Copy every line in the records below that contains the word "question".

= = =

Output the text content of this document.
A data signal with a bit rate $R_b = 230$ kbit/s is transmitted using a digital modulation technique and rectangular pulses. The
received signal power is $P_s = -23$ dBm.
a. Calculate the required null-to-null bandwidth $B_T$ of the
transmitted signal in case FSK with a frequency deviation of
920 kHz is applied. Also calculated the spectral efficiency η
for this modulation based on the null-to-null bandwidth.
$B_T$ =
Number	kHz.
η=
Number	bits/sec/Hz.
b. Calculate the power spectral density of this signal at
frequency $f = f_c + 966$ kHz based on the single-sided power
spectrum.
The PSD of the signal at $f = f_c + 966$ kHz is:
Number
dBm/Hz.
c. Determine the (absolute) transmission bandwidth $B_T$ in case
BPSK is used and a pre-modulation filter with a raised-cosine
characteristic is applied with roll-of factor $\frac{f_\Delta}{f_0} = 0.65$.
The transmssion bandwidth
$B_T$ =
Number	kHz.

= = =

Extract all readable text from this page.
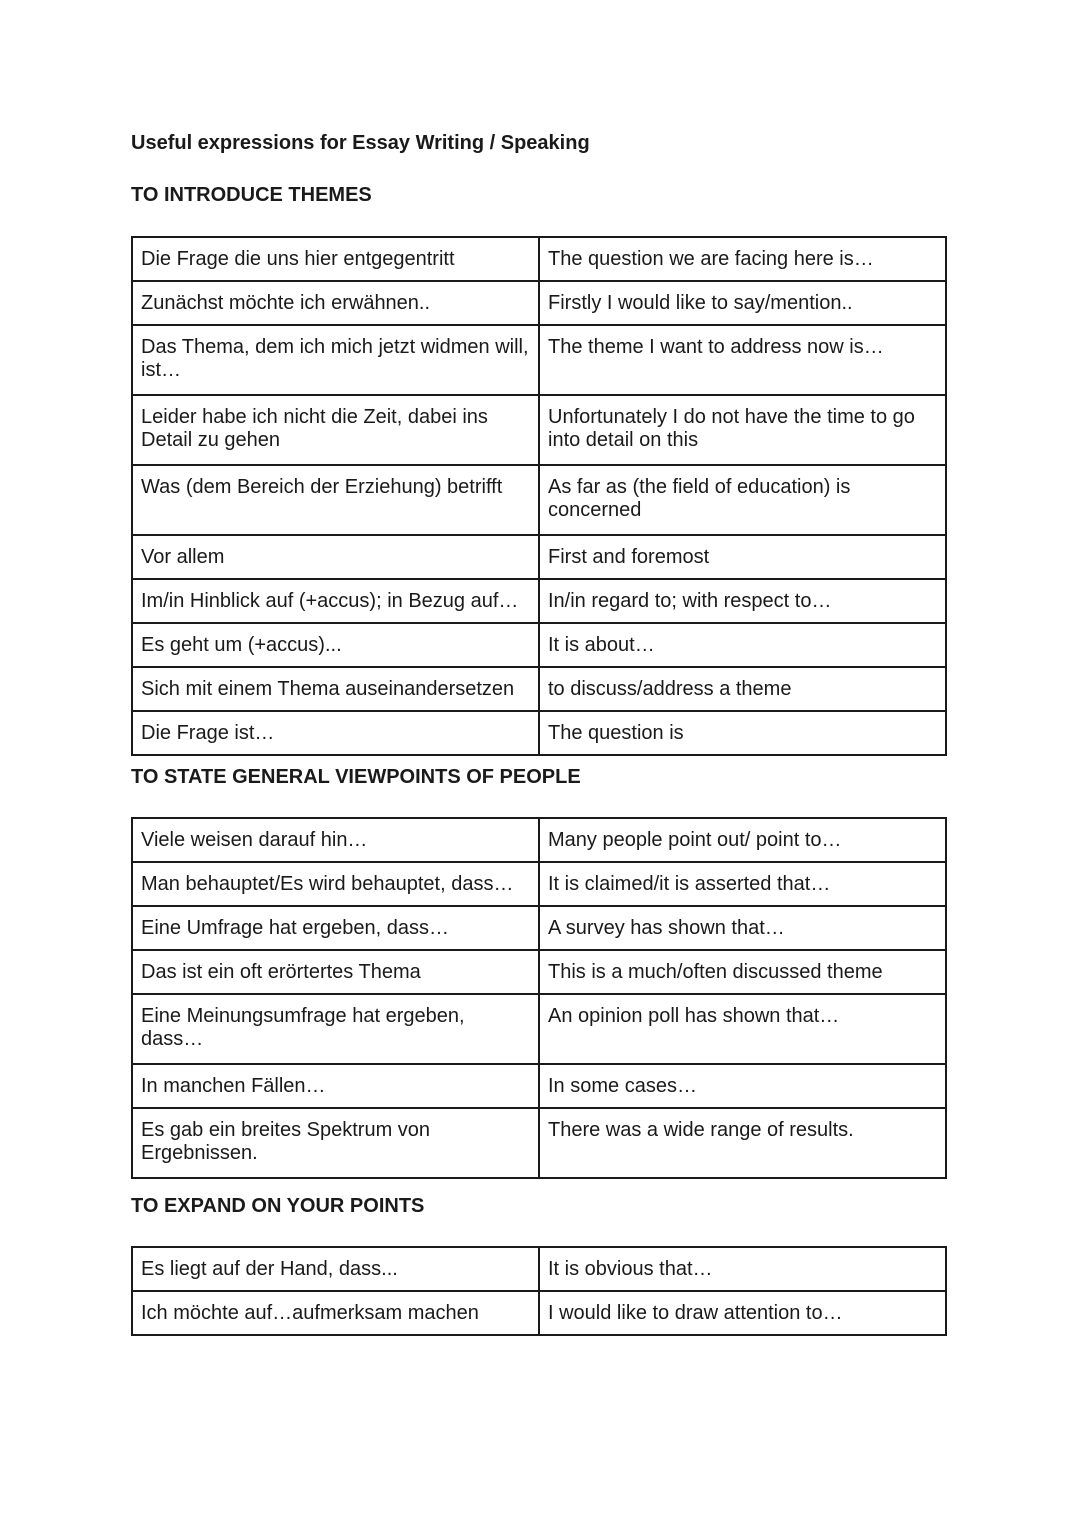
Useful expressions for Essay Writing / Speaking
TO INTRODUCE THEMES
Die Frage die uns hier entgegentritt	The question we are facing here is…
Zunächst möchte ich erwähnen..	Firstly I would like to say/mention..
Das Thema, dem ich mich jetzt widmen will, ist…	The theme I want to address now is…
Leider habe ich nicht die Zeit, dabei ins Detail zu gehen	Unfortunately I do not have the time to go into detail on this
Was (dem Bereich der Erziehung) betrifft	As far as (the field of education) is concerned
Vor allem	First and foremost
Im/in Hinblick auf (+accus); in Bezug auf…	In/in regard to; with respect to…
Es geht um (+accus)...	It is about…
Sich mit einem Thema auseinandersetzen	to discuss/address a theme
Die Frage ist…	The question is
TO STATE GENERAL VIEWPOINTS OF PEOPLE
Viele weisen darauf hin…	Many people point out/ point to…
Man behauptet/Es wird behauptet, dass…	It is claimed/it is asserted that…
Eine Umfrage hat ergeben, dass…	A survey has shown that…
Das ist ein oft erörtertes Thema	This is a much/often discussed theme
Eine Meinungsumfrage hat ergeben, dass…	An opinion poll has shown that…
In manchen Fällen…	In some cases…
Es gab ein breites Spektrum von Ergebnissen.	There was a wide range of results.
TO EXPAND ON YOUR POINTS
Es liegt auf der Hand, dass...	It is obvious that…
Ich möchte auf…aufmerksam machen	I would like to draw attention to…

= = =

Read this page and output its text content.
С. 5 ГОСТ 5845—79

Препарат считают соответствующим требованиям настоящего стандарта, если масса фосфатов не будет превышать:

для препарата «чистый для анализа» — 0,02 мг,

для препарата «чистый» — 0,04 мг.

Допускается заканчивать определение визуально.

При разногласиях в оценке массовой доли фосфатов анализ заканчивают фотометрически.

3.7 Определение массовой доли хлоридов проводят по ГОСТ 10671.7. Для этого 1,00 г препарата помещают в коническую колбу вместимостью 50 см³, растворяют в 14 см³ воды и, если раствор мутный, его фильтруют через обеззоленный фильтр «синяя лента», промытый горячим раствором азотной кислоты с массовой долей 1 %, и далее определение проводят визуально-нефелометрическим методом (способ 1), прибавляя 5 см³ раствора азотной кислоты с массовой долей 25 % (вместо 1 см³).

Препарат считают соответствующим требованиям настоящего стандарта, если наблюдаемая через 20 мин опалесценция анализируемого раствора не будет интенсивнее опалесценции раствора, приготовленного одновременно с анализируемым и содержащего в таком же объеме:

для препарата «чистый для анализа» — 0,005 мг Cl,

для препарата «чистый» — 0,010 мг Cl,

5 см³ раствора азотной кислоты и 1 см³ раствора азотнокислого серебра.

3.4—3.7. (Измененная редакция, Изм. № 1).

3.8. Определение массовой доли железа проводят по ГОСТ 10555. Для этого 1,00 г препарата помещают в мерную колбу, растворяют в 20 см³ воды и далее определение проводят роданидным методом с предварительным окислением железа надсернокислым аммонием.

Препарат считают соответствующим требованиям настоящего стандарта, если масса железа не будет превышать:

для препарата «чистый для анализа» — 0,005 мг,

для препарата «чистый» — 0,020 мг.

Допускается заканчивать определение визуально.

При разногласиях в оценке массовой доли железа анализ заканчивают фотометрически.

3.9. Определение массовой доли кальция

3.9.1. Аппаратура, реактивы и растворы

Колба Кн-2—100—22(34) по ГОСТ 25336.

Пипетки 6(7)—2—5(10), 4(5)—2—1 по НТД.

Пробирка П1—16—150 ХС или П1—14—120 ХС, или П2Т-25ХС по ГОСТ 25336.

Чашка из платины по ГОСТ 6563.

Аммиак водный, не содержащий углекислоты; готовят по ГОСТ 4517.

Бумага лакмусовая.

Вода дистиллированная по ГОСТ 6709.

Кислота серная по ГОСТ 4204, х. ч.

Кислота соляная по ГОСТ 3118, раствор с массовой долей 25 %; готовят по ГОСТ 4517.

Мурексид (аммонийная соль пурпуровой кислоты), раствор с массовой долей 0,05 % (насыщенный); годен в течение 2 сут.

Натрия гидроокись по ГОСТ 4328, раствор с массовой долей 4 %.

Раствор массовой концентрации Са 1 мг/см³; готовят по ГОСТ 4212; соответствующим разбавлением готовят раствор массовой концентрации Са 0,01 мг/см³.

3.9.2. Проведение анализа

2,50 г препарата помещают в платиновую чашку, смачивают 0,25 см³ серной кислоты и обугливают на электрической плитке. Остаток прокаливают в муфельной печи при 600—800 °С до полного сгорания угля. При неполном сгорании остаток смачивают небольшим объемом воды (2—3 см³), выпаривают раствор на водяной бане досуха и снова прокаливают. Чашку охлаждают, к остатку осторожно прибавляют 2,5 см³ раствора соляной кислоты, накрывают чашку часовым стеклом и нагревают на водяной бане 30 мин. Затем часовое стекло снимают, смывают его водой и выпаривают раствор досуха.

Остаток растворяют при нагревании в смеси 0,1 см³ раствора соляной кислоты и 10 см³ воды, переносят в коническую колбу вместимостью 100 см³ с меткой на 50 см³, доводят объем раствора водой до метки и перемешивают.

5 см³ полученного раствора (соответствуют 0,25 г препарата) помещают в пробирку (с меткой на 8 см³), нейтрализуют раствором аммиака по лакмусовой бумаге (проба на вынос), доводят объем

= = =

## Answer for this exercise
Die Frage die uns hier entgegentritt	The question we are facing here is…
Die Frage ist…	The question is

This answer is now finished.